Problem statement: Each line should be copied exactly.

Recorded data:
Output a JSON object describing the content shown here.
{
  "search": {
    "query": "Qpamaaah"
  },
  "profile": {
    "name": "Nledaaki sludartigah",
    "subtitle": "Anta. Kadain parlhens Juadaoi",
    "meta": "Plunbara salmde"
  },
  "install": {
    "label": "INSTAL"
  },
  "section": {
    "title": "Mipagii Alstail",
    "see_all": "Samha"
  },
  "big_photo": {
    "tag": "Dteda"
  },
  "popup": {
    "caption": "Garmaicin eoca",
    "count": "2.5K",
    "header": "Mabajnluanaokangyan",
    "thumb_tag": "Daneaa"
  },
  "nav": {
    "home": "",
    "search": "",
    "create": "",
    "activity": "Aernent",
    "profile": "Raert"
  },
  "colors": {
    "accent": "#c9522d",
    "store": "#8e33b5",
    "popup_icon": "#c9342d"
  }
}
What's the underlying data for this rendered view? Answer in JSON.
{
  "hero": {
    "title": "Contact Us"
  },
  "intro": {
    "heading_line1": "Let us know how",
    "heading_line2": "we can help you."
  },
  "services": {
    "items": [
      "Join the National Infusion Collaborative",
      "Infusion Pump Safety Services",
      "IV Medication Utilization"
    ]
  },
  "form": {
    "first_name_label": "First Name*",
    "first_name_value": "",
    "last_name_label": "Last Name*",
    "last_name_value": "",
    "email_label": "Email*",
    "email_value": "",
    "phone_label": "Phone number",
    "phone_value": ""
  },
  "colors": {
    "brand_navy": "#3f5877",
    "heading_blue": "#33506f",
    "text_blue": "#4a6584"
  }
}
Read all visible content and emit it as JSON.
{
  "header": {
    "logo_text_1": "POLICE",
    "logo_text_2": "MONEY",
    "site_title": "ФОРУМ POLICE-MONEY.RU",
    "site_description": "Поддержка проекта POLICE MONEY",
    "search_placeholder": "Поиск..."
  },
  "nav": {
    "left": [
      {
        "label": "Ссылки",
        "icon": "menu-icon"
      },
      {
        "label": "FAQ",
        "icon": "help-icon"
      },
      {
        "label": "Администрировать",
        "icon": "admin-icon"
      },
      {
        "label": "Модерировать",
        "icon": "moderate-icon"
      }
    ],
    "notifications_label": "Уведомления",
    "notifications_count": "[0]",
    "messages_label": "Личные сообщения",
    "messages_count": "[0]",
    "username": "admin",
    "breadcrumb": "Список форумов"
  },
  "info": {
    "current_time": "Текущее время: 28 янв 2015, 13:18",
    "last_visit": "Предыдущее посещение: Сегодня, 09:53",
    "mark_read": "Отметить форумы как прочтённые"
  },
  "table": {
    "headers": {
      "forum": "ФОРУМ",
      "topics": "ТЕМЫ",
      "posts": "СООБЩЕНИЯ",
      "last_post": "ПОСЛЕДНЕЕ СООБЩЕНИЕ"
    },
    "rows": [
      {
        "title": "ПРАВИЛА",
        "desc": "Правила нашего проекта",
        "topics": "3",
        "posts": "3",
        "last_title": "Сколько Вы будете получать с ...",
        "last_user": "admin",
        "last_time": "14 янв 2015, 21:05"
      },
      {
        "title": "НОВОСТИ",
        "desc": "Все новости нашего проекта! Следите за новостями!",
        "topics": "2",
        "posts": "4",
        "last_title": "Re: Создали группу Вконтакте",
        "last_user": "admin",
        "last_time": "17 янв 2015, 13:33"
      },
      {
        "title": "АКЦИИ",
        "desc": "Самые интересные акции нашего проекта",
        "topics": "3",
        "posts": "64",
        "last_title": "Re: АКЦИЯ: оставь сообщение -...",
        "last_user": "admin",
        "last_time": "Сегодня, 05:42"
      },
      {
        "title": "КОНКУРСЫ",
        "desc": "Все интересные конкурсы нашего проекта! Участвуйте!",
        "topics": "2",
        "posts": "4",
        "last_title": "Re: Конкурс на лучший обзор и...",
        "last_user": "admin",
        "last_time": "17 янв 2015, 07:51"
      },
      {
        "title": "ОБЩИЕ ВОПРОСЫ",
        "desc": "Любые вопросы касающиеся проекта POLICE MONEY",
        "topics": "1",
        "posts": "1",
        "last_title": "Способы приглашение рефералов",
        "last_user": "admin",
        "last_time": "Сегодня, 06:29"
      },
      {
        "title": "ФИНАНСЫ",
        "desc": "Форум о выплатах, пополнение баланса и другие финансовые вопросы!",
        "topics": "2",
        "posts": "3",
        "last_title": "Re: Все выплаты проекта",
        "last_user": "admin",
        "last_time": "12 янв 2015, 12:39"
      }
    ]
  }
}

Exercise response:
Output a JSON object describing the content shown here.
{
  "search": {
    "query": "Qpamaaah"
  },
  "profile": {
    "name": "Nledaaki sludartigah",
    "subtitle": "Anta. Kadain parlhens Juadaoi",
    "meta": "Plunbara salmde"
  },
  "install": {
    "label": "INSTAL"
  },
  "section": {
    "title": "Mipagii Alstail",
    "see_all": "Samha"
  },
  "big_photo": {
    "tag": "Dteda"
  },
  "popup": {
    "caption": "Garmaicin eoca",
    "count": "2.5K",
    "header": "Mabajnluanaokangyan",
    "thumb_tag": "Daneaa"
  },
  "nav": {
    "home": "",
    "search": "",
    "create": "",
    "activity": "Aernent",
    "profile": "Raert"
  },
  "colors": {
    "accent": "#c9522d",
    "store": "#8e33b5",
    "popup_icon": "#c9342d"
  }
}
What's the underlying data for this rendered view? Answer in JSON.
{
  "hero": {
    "title": "Contact Us"
  },
  "intro": {
    "heading_line1": "Let us know how",
    "heading_line2": "we can help you."
  },
  "services": {
    "items": [
      "Join the National Infusion Collaborative",
      "Infusion Pump Safety Services",
      "IV Medication Utilization"
    ]
  },
  "form": {
    "first_name_label": "First Name*",
    "first_name_value": "",
    "last_name_label": "Last Name*",
    "last_name_value": "",
    "email_label": "Email*",
    "email_value": "",
    "phone_label": "Phone number",
    "phone_value": ""
  },
  "colors": {
    "brand_navy": "#3f5877",
    "heading_blue": "#33506f",
    "text_blue": "#4a6584"
  }
}
Read all visible content and emit it as JSON.
{
  "header": {
    "logo_text_1": "POLICE",
    "logo_text_2": "MONEY",
    "site_title": "ФОРУМ POLICE-MONEY.RU",
    "site_description": "Поддержка проекта POLICE MONEY",
    "search_placeholder": "Поиск..."
  },
  "nav": {
    "left": [
      {
        "label": "Ссылки",
        "icon": "menu-icon"
      },
      {
        "label": "FAQ",
        "icon": "help-icon"
      },
      {
        "label": "Администрировать",
        "icon": "admin-icon"
      },
      {
        "label": "Модерировать",
        "icon": "moderate-icon"
      }
    ],
    "notifications_label": "Уведомления",
    "notifications_count": "[0]",
    "messages_label": "Личные сообщения",
    "messages_count": "[0]",
    "username": "admin",
    "breadcrumb": "Список форумов"
  },
  "info": {
    "current_time": "Текущее время: 28 янв 2015, 13:18",
    "last_visit": "Предыдущее посещение: Сегодня, 09:53",
    "mark_read": "Отметить форумы как прочтённые"
  },
  "table": {
    "headers": {
      "forum": "ФОРУМ",
      "topics": "ТЕМЫ",
      "posts": "СООБЩЕНИЯ",
      "last_post": "ПОСЛЕДНЕЕ СООБЩЕНИЕ"
    },
    "rows": [
      {
        "title": "ПРАВИЛА",
        "desc": "Правила нашего проекта",
        "topics": "3",
        "posts": "3",
        "last_title": "Сколько Вы будете получать с ...",
        "last_user": "admin",
        "last_time": "14 янв 2015, 21:05"
      },
      {
        "title": "НОВОСТИ",
        "desc": "Все новости нашего проекта! Следите за новостями!",
        "topics": "2",
        "posts": "4",
        "last_title": "Re: Создали группу Вконтакте",
        "last_user": "admin",
        "last_time": "17 янв 2015, 13:33"
      },
      {
        "title": "АКЦИИ",
        "desc": "Самые интересные акции нашего проекта",
        "topics": "3",
        "posts": "64",
        "last_title": "Re: АКЦИЯ: оставь сообщение -...",
        "last_user": "admin",
        "last_time": "Сегодня, 05:42"
      },
      {
        "title": "КОНКУРСЫ",
        "desc": "Все интересные конкурсы нашего проекта! Участвуйте!",
        "topics": "2",
        "posts": "4",
        "last_title": "Re: Конкурс на лучший обзор и...",
        "last_user": "admin",
        "last_time": "17 янв 2015, 07:51"
      },
      {
        "title": "ОБЩИЕ ВОПРОСЫ",
        "desc": "Любые вопросы касающиеся проекта POLICE MONEY",
        "topics": "1",
        "posts": "1",
        "last_title": "Способы приглашение рефералов",
        "last_user": "admin",
        "last_time": "Сегодня, 06:29"
      },
      {
        "title": "ФИНАНСЫ",
        "desc": "Форум о выплатах, пополнение баланса и другие финансовые вопросы!",
        "topics": "2",
        "posts": "3",
        "last_title": "Re: Все выплаты проекта",
        "last_user": "admin",
        "last_time": "12 янв 2015, 12:39"
      }
    ]
  }
}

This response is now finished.